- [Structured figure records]
-=-=-
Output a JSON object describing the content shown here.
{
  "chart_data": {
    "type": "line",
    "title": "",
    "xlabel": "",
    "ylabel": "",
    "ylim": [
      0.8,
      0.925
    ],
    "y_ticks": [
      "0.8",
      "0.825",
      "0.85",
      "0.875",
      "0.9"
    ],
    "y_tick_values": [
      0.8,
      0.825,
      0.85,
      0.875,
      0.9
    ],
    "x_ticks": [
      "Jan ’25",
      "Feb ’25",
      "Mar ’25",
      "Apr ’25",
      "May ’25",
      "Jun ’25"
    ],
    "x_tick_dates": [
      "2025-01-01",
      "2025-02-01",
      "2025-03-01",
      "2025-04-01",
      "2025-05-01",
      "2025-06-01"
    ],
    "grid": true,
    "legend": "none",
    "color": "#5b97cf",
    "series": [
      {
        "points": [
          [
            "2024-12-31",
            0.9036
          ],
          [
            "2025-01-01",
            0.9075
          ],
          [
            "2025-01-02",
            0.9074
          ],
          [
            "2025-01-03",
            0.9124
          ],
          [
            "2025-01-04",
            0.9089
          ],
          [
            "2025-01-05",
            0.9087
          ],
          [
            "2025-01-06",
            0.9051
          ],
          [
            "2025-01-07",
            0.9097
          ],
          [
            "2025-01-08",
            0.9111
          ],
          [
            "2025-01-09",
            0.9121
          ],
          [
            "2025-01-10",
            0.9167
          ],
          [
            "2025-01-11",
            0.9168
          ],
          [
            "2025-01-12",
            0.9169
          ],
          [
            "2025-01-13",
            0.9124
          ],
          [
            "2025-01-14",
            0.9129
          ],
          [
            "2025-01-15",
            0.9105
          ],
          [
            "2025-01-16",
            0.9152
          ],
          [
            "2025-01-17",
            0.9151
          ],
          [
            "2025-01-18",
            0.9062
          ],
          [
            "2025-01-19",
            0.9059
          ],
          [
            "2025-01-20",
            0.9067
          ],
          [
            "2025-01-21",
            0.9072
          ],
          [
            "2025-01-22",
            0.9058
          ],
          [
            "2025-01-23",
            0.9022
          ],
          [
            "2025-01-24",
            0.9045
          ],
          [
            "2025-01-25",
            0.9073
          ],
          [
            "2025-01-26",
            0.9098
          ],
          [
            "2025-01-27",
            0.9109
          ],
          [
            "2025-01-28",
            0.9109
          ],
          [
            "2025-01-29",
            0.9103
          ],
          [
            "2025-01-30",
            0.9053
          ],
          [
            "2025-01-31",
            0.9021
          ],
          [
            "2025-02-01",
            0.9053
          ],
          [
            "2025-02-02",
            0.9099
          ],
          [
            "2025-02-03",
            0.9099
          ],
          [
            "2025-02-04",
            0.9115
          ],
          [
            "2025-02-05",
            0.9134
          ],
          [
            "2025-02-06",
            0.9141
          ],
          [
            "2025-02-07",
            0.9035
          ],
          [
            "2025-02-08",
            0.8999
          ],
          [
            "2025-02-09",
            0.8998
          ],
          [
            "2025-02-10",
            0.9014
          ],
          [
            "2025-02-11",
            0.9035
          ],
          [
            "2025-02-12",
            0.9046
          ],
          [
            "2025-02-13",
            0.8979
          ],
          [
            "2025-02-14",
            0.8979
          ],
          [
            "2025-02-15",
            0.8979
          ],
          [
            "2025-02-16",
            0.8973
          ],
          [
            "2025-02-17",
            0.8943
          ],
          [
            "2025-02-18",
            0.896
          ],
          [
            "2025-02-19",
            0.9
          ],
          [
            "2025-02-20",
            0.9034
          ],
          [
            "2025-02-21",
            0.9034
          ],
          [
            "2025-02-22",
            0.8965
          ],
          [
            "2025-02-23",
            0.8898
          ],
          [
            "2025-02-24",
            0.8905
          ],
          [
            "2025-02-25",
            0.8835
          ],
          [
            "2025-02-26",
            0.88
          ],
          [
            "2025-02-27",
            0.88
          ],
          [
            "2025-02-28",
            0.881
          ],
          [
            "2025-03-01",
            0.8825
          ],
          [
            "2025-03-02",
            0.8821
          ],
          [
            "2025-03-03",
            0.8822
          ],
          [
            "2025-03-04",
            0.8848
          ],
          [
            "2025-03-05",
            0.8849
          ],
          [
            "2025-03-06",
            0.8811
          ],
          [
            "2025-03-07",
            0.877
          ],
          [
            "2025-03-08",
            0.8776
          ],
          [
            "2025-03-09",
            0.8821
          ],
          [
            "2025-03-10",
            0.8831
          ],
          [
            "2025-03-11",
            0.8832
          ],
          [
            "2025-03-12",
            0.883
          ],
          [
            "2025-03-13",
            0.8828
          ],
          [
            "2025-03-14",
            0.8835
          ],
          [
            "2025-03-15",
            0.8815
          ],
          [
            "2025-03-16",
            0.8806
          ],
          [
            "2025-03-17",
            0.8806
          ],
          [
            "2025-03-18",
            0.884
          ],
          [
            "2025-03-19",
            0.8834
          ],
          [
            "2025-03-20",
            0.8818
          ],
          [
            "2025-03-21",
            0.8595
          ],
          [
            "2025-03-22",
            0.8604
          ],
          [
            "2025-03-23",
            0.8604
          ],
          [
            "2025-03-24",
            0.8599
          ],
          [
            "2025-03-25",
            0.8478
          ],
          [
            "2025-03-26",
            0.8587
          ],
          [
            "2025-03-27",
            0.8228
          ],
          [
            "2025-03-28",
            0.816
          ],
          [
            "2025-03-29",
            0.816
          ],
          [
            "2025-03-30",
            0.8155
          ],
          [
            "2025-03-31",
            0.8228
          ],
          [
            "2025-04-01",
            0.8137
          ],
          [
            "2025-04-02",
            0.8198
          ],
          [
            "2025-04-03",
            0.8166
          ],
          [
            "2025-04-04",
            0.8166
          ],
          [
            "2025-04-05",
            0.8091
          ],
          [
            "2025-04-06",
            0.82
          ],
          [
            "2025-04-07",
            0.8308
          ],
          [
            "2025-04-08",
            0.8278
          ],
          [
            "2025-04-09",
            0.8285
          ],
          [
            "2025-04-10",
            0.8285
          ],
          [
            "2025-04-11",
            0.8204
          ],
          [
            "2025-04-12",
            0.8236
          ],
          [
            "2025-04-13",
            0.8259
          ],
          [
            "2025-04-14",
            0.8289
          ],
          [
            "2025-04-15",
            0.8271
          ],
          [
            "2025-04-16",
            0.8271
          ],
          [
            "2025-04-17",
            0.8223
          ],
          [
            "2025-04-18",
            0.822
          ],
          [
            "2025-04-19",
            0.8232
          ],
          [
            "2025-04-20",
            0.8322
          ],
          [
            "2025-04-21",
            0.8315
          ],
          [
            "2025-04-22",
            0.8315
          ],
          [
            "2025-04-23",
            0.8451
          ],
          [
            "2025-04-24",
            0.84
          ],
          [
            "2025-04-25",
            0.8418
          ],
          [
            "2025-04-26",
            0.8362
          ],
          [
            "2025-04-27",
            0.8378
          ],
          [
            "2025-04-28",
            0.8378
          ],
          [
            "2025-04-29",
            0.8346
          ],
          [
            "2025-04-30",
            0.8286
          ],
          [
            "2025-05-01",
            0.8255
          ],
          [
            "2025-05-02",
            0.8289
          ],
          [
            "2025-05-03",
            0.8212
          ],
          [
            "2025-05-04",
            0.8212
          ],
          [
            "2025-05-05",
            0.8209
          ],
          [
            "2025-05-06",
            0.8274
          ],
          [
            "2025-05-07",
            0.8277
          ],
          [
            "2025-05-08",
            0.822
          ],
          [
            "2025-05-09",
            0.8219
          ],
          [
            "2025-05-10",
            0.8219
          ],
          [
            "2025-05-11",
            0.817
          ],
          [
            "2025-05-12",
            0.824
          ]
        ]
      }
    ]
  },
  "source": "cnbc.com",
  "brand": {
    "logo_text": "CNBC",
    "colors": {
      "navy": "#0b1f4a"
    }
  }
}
-=-=-
- [Written problem] Copy every line of the material, please, keeping it exactly the same.

- [Task result]
Output a JSON object describing the content shown here.
{
  "chart_data": {
    "type": "line",
    "title": "",
    "xlabel": "",
    "ylabel": "",
    "ylim": [
      0.8,
      0.925
    ],
    "y_ticks": [
      "0.8",
      "0.825",
      "0.85",
      "0.875",
      "0.9"
    ],
    "y_tick_values": [
      0.8,
      0.825,
      0.85,
      0.875,
      0.9
    ],
    "x_ticks": [
      "Jan ’25",
      "Feb ’25",
      "Mar ’25",
      "Apr ’25",
      "May ’25",
      "Jun ’25"
    ],
    "x_tick_dates": [
      "2025-01-01",
      "2025-02-01",
      "2025-03-01",
      "2025-04-01",
      "2025-05-01",
      "2025-06-01"
    ],
    "grid": true,
    "legend": "none",
    "color": "#5b97cf",
    "series": [
      {
        "points": [
          [
            "2024-12-31",
            0.9036
          ],
          [
            "2025-01-01",
            0.9075
          ],
          [
            "2025-01-02",
            0.9074
          ],
          [
            "2025-01-03",
            0.9124
          ],
          [
            "2025-01-04",
            0.9089
          ],
          [
            "2025-01-05",
            0.9087
          ],
          [
            "2025-01-06",
            0.9051
          ],
          [
            "2025-01-07",
            0.9097
          ],
          [
            "2025-01-08",
            0.9111
          ],
          [
            "2025-01-09",
            0.9121
          ],
          [
            "2025-01-10",
            0.9167
          ],
          [
            "2025-01-11",
            0.9168
          ],
          [
            "2025-01-12",
            0.9169
          ],
          [
            "2025-01-13",
            0.9124
          ],
          [
            "2025-01-14",
            0.9129
          ],
          [
            "2025-01-15",
            0.9105
          ],
          [
            "2025-01-16",
            0.9152
          ],
          [
            "2025-01-17",
            0.9151
          ],
          [
            "2025-01-18",
            0.9062
          ],
          [
            "2025-01-19",
            0.9059
          ],
          [
            "2025-01-20",
            0.9067
          ],
          [
            "2025-01-21",
            0.9072
          ],
          [
            "2025-01-22",
            0.9058
          ],
          [
            "2025-01-23",
            0.9022
          ],
          [
            "2025-01-24",
            0.9045
          ],
          [
            "2025-01-25",
            0.9073
          ],
          [
            "2025-01-26",
            0.9098
          ],
          [
            "2025-01-27",
            0.9109
          ],
          [
            "2025-01-28",
            0.9109
          ],
          [
            "2025-01-29",
            0.9103
          ],
          [
            "2025-01-30",
            0.9053
          ],
          [
            "2025-01-31",
            0.9021
          ],
          [
            "2025-02-01",
            0.9053
          ],
          [
            "2025-02-02",
            0.9099
          ],
          [
            "2025-02-03",
            0.9099
          ],
          [
            "2025-02-04",
            0.9115
          ],
          [
            "2025-02-05",
            0.9134
          ],
          [
            "2025-02-06",
            0.9141
          ],
          [
            "2025-02-07",
            0.9035
          ],
          [
            "2025-02-08",
            0.8999
          ],
          [
            "2025-02-09",
            0.8998
          ],
          [
            "2025-02-10",
            0.9014
          ],
          [
            "2025-02-11",
            0.9035
          ],
          [
            "2025-02-12",
            0.9046
          ],
          [
            "2025-02-13",
            0.8979
          ],
          [
            "2025-02-14",
            0.8979
          ],
          [
            "2025-02-15",
            0.8979
          ],
          [
            "2025-02-16",
            0.8973
          ],
          [
            "2025-02-17",
            0.8943
          ],
          [
            "2025-02-18",
            0.896
          ],
          [
            "2025-02-19",
            0.9
          ],
          [
            "2025-02-20",
            0.9034
          ],
          [
            "2025-02-21",
            0.9034
          ],
          [
            "2025-02-22",
            0.8965
          ],
          [
            "2025-02-23",
            0.8898
          ],
          [
            "2025-02-24",
            0.8905
          ],
          [
            "2025-02-25",
            0.8835
          ],
          [
            "2025-02-26",
            0.88
          ],
          [
            "2025-02-27",
            0.88
          ],
          [
            "2025-02-28",
            0.881
          ],
          [
            "2025-03-01",
            0.8825
          ],
          [
            "2025-03-02",
            0.8821
          ],
          [
            "2025-03-03",
            0.8822
          ],
          [
            "2025-03-04",
            0.8848
          ],
          [
            "2025-03-05",
            0.8849
          ],
          [
            "2025-03-06",
            0.8811
          ],
          [
            "2025-03-07",
            0.877
          ],
          [
            "2025-03-08",
            0.8776
          ],
          [
            "2025-03-09",
            0.8821
          ],
          [
            "2025-03-10",
            0.8831
          ],
          [
            "2025-03-11",
            0.8832
          ],
          [
            "2025-03-12",
            0.883
          ],
          [
            "2025-03-13",
            0.8828
          ],
          [
            "2025-03-14",
            0.8835
          ],
          [
            "2025-03-15",
            0.8815
          ],
          [
            "2025-03-16",
            0.8806
          ],
          [
            "2025-03-17",
            0.8806
          ],
          [
            "2025-03-18",
            0.884
          ],
          [
            "2025-03-19",
            0.8834
          ],
          [
            "2025-03-20",
            0.8818
          ],
          [
            "2025-03-21",
            0.8595
          ],
          [
            "2025-03-22",
            0.8604
          ],
          [
            "2025-03-23",
            0.8604
          ],
          [
            "2025-03-24",
            0.8599
          ],
          [
            "2025-03-25",
            0.8478
          ],
          [
            "2025-03-26",
            0.8587
          ],
          [
            "2025-03-27",
            0.8228
          ],
          [
            "2025-03-28",
            0.816
          ],
          [
            "2025-03-29",
            0.816
          ],
          [
            "2025-03-30",
            0.8155
          ],
          [
            "2025-03-31",
            0.8228
          ],
          [
            "2025-04-01",
            0.8137
          ],
          [
            "2025-04-02",
            0.8198
          ],
          [
            "2025-04-03",
            0.8166
          ],
          [
            "2025-04-04",
            0.8166
          ],
          [
            "2025-04-05",
            0.8091
          ],
          [
            "2025-04-06",
            0.82
          ],
          [
            "2025-04-07",
            0.8308
          ],
          [
            "2025-04-08",
            0.8278
          ],
          [
            "2025-04-09",
            0.8285
          ],
          [
            "2025-04-10",
            0.8285
          ],
          [
            "2025-04-11",
            0.8204
          ],
          [
            "2025-04-12",
            0.8236
          ],
          [
            "2025-04-13",
            0.8259
          ],
          [
            "2025-04-14",
            0.8289
          ],
          [
            "2025-04-15",
            0.8271
          ],
          [
            "2025-04-16",
            0.8271
          ],
          [
            "2025-04-17",
            0.8223
          ],
          [
            "2025-04-18",
            0.822
          ],
          [
            "2025-04-19",
            0.8232
          ],
          [
            "2025-04-20",
            0.8322
          ],
          [
            "2025-04-21",
            0.8315
          ],
          [
            "2025-04-22",
            0.8315
          ],
          [
            "2025-04-23",
            0.8451
          ],
          [
            "2025-04-24",
            0.84
          ],
          [
            "2025-04-25",
            0.8418
          ],
          [
            "2025-04-26",
            0.8362
          ],
          [
            "2025-04-27",
            0.8378
          ],
          [
            "2025-04-28",
            0.8378
          ],
          [
            "2025-04-29",
            0.8346
          ],
          [
            "2025-04-30",
            0.8286
          ],
          [
            "2025-05-01",
            0.8255
          ],
          [
            "2025-05-02",
            0.8289
          ],
          [
            "2025-05-03",
            0.8212
          ],
          [
            "2025-05-04",
            0.8212
          ],
          [
            "2025-05-05",
            0.8209
          ],
          [
            "2025-05-06",
            0.8274
          ],
          [
            "2025-05-07",
            0.8277
          ],
          [
            "2025-05-08",
            0.822
          ],
          [
            "2025-05-09",
            0.8219
          ],
          [
            "2025-05-10",
            0.8219
          ],
          [
            "2025-05-11",
            0.817
          ],
          [
            "2025-05-12",
            0.824
          ]
        ]
      }
    ]
  },
  "source": "cnbc.com",
  "brand": {
    "logo_text": "CNBC",
    "colors": {
      "navy": "#0b1f4a"
    }
  }
}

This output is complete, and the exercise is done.